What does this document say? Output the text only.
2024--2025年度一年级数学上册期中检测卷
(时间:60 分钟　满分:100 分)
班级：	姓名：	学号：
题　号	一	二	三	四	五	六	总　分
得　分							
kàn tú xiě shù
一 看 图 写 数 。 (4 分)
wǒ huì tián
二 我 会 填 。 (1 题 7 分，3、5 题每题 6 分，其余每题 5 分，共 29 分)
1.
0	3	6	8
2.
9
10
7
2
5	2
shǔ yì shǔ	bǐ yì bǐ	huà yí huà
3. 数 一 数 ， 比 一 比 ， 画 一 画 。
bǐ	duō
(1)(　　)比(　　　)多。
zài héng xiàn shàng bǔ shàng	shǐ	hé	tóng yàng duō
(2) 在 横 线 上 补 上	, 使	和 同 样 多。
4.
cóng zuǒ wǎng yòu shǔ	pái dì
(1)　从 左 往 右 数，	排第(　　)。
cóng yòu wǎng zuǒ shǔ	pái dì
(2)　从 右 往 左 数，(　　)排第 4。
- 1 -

=-=-=

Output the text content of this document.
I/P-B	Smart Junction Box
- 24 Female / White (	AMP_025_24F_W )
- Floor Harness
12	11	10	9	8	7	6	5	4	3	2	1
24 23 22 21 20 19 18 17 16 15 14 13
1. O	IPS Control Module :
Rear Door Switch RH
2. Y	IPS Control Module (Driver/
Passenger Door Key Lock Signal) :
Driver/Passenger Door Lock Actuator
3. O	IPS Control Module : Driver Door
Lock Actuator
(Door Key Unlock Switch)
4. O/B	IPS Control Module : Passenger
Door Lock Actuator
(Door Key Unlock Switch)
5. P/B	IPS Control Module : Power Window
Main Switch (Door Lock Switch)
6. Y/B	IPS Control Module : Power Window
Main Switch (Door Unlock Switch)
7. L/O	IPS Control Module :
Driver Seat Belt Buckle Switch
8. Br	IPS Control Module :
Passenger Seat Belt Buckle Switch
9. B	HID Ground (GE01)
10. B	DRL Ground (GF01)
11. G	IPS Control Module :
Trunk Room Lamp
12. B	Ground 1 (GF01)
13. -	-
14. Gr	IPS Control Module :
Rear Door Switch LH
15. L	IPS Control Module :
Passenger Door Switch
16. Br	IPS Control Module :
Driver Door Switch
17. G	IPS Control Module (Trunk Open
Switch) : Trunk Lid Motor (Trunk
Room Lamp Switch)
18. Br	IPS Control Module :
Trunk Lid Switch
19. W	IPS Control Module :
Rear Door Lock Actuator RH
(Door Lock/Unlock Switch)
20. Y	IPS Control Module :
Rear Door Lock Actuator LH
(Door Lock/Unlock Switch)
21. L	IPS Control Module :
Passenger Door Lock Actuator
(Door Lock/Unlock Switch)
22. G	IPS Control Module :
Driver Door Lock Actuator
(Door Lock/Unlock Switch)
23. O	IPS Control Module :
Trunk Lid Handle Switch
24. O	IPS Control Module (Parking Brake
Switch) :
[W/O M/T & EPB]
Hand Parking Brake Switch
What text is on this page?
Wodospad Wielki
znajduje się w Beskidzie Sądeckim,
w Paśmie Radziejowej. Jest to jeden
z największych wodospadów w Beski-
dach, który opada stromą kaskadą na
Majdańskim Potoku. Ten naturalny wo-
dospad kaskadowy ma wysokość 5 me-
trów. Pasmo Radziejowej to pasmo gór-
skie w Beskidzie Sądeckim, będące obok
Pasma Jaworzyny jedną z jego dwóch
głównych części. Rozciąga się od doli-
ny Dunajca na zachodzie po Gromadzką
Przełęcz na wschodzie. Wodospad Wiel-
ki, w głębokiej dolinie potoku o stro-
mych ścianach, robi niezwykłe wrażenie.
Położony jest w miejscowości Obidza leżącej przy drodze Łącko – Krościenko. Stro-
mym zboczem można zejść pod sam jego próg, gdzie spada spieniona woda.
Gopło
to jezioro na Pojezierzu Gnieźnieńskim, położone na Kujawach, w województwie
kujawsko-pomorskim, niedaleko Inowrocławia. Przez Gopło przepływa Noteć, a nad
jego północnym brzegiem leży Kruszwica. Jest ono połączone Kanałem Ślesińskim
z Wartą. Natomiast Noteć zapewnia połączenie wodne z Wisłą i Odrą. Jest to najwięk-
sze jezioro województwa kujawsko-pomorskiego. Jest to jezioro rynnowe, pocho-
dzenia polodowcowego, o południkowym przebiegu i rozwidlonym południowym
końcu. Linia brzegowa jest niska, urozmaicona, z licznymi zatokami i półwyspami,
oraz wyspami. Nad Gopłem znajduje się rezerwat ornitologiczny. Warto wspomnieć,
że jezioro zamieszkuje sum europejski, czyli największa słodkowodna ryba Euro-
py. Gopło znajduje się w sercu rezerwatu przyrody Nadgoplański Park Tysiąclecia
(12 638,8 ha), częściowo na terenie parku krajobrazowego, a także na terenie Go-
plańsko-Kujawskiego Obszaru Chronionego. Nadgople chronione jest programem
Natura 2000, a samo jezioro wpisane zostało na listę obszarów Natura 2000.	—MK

=-=-=

Where a line holds "wǎng", copy that line.

cóng zuǒ wǎng yòu shǔ	pái dì
cóng yòu wǎng zuǒ shǔ	pái dì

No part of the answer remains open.